Stored entries

○ ○ ○

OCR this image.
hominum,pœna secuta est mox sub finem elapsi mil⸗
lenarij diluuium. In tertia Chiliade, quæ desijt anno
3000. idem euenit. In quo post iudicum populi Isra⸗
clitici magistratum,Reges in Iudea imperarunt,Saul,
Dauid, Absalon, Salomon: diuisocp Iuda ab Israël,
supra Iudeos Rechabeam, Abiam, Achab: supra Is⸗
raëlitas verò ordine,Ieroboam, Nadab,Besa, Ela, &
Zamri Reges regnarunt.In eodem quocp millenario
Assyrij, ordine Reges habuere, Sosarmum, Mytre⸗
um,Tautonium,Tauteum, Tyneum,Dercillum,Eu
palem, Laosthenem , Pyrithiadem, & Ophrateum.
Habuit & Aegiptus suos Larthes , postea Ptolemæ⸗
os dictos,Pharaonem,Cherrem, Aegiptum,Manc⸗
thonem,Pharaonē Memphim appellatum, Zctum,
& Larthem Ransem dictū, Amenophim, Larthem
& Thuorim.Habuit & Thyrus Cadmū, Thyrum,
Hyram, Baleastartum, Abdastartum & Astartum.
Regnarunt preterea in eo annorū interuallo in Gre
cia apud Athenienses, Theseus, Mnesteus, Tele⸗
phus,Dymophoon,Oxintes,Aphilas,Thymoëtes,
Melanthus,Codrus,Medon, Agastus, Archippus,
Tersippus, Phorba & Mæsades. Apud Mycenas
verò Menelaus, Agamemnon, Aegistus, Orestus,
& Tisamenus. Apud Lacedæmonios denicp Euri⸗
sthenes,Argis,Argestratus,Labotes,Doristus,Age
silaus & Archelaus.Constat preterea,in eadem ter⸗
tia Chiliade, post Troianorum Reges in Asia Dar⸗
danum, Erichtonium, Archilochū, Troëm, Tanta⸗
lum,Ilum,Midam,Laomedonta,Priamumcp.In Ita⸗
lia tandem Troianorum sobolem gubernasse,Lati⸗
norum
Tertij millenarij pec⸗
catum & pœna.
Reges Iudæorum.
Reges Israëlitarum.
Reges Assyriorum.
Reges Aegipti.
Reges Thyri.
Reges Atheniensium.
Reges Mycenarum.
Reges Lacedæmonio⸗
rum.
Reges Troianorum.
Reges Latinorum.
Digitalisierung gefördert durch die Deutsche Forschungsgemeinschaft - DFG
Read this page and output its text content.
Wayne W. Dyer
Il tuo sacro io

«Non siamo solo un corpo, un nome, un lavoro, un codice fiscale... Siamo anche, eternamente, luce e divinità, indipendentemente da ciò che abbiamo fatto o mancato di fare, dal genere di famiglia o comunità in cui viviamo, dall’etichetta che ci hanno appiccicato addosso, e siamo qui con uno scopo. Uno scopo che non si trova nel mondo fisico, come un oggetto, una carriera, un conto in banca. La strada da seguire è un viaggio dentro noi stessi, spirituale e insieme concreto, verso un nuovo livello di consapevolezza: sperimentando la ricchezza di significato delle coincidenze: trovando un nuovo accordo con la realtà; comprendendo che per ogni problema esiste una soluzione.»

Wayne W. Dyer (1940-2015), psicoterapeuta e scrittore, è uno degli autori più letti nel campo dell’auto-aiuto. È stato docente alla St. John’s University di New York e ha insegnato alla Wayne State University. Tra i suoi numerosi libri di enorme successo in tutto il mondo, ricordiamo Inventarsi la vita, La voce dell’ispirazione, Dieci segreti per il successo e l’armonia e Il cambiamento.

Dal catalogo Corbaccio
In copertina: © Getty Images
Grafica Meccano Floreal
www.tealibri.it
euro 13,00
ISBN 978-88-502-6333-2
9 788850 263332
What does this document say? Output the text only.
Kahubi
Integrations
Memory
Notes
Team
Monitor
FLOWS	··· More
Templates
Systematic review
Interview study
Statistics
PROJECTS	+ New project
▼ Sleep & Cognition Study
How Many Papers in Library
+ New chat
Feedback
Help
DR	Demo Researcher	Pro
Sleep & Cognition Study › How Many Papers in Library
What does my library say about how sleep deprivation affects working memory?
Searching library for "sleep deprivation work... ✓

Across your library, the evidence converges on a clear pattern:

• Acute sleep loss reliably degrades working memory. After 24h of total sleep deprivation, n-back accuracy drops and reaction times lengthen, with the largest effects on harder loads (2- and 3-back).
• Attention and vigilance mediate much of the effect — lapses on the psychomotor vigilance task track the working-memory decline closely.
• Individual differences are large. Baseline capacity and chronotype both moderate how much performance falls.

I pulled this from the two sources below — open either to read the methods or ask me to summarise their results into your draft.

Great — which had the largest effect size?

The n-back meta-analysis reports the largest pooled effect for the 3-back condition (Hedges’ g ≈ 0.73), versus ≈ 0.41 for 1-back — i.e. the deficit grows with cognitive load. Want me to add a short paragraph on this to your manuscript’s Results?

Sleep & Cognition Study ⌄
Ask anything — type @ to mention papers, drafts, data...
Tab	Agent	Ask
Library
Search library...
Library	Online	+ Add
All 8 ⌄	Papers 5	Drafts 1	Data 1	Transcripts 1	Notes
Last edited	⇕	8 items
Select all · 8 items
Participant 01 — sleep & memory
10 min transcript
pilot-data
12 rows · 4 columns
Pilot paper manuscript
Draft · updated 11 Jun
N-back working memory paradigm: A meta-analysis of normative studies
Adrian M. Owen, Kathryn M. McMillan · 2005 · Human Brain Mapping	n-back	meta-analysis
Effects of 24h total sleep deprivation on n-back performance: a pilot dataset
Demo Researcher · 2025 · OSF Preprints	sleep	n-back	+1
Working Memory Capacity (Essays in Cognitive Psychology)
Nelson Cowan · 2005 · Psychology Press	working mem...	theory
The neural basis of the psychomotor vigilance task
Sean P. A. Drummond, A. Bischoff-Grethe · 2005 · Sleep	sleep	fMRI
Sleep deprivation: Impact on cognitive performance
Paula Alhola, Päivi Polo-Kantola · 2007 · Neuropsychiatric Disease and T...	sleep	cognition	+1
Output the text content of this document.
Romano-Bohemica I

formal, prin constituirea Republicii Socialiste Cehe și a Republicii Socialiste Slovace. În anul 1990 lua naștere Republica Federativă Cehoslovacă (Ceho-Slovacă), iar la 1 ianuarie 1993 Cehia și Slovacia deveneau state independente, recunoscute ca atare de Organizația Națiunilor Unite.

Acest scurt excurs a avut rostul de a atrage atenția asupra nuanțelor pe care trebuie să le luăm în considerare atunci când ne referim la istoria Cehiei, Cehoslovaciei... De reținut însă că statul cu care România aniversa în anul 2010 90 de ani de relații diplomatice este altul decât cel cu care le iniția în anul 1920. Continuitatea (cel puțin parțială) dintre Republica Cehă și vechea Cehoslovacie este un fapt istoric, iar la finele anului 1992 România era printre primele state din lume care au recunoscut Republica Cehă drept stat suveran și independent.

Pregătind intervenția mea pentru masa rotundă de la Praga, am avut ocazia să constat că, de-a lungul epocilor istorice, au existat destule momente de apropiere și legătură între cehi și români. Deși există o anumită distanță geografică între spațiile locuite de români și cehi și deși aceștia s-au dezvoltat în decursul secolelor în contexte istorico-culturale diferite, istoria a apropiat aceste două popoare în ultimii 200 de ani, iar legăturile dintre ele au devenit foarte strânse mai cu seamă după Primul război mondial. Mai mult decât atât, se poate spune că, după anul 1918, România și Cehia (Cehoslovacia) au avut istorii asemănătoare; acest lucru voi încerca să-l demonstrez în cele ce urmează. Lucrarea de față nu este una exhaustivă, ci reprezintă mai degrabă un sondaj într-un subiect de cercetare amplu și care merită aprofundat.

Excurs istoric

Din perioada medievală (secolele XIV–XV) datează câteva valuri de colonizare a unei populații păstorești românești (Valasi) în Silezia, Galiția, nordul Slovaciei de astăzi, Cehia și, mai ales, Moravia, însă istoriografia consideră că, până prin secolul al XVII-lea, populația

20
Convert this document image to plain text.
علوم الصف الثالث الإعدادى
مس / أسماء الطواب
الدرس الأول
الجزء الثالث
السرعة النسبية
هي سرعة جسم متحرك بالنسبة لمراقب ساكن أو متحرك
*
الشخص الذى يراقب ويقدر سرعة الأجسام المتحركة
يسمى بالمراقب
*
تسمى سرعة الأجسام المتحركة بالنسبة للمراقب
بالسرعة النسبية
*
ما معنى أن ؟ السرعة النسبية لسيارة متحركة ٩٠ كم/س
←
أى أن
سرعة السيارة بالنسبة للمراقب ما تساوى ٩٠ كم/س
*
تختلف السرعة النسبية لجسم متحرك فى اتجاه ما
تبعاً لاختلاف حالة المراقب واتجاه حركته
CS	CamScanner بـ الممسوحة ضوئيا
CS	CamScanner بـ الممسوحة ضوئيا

○ ○ ○

● **WORK INSTRUCTIONS**
List each line of the records that holds the string "Troianorum".

● **TASK OUTPUT**
tia Chiliade, post Troianorum Reges in Asia Dar⸗
lia tandem Troianorum sobolem gubernasse,Lati⸗
Reges Troianorum.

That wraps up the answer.